* **To be done**
Any picture among the records should be left out, please; retype the rest exactly.

(Figure data in JSON)
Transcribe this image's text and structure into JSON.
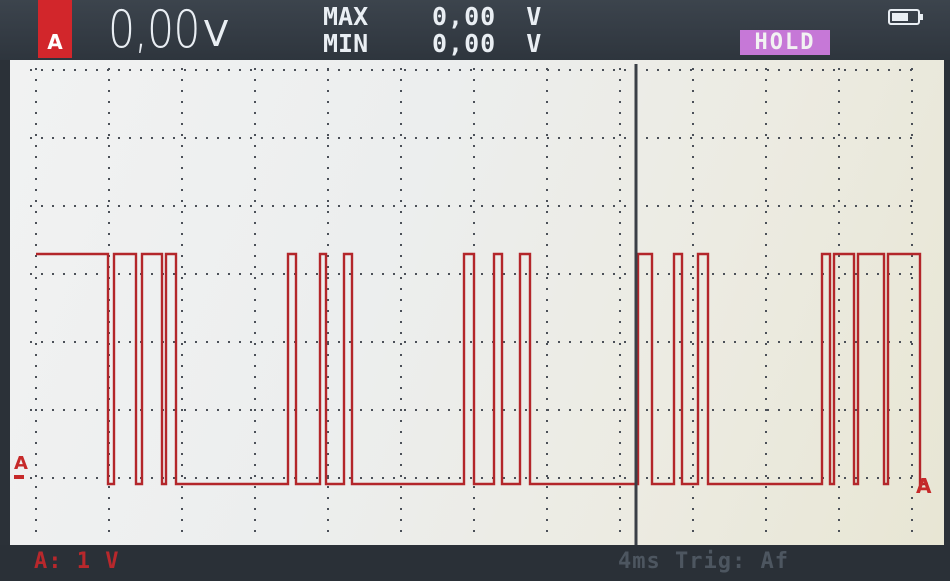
{
  "header": {
    "channel": "A",
    "main_value": "0,00",
    "main_unit": "V",
    "max_label": "MAX",
    "min_label": "MIN",
    "max_value": "0,00",
    "max_unit": "V",
    "min_value": "0,00",
    "min_unit": "V",
    "hold": "HOLD",
    "battery_icon": "battery-icon"
  },
  "plot": {
    "left_marker": "A",
    "right_marker": "A",
    "trace_color": "#b3262a",
    "grid_color": "#4b5058",
    "trigger_cursor_color": "#3a3f46"
  },
  "footer": {
    "scale": "A: 1 V",
    "timebase": "4ms Trig: Af"
  }
}
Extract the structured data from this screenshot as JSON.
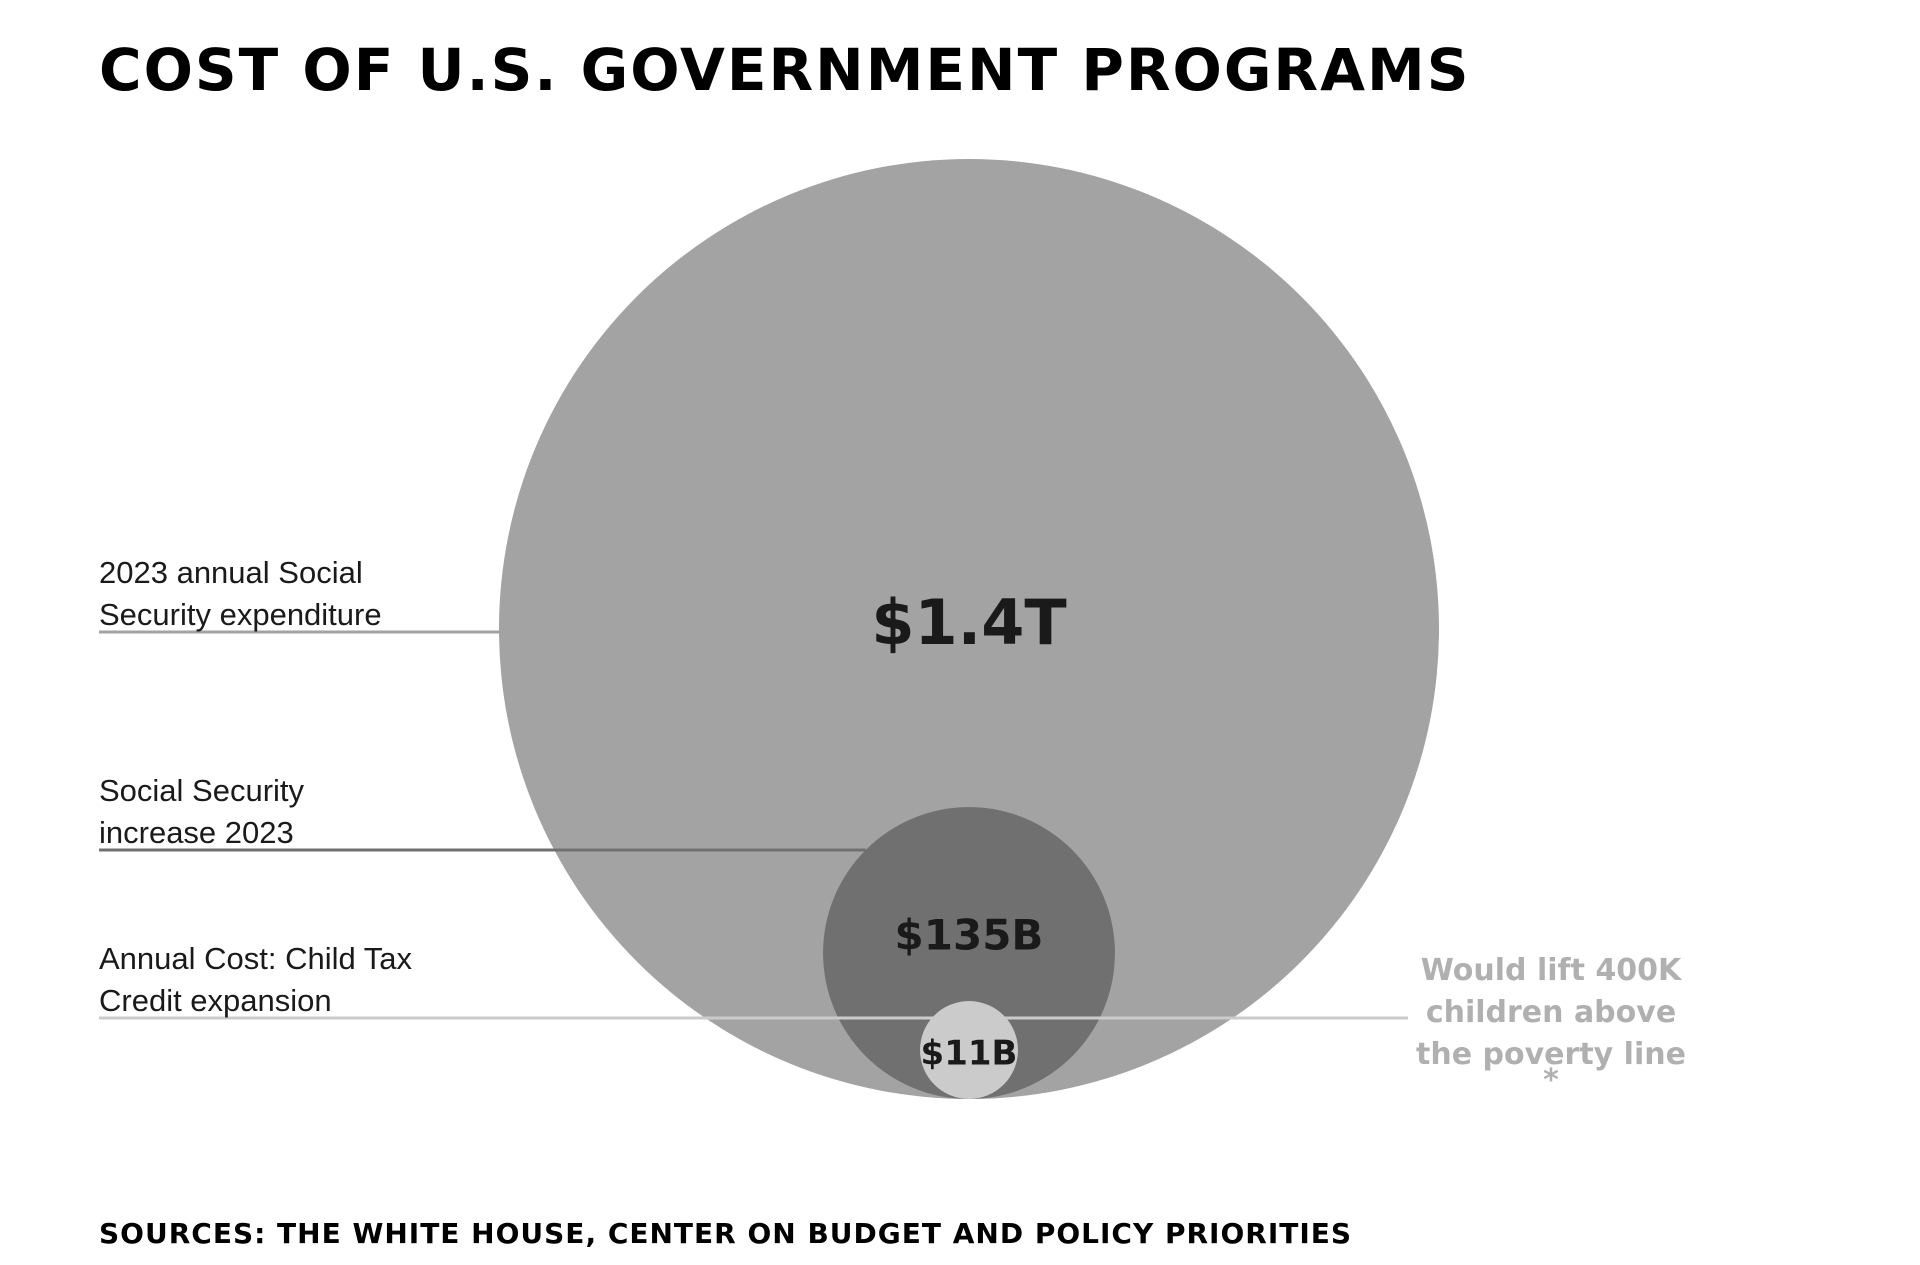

* **Exercise output**
Transcribe this image's text and structure into JSON.
{
  "header": {
    "channel": "A",
    "main_value": "0,00",
    "main_unit": "V",
    "max_label": "MAX",
    "min_label": "MIN",
    "max_value": "0,00",
    "max_unit": "V",
    "min_value": "0,00",
    "min_unit": "V",
    "hold": "HOLD",
    "battery_icon": "battery-icon"
  },
  "plot": {
    "left_marker": "A",
    "right_marker": "A",
    "trace_color": "#b3262a",
    "grid_color": "#4b5058",
    "trigger_cursor_color": "#3a3f46"
  },
  "footer": {
    "scale": "A: 1 V",
    "timebase": "4ms Trig: Af"
  }
}
Extract the structured data from this screenshot as JSON.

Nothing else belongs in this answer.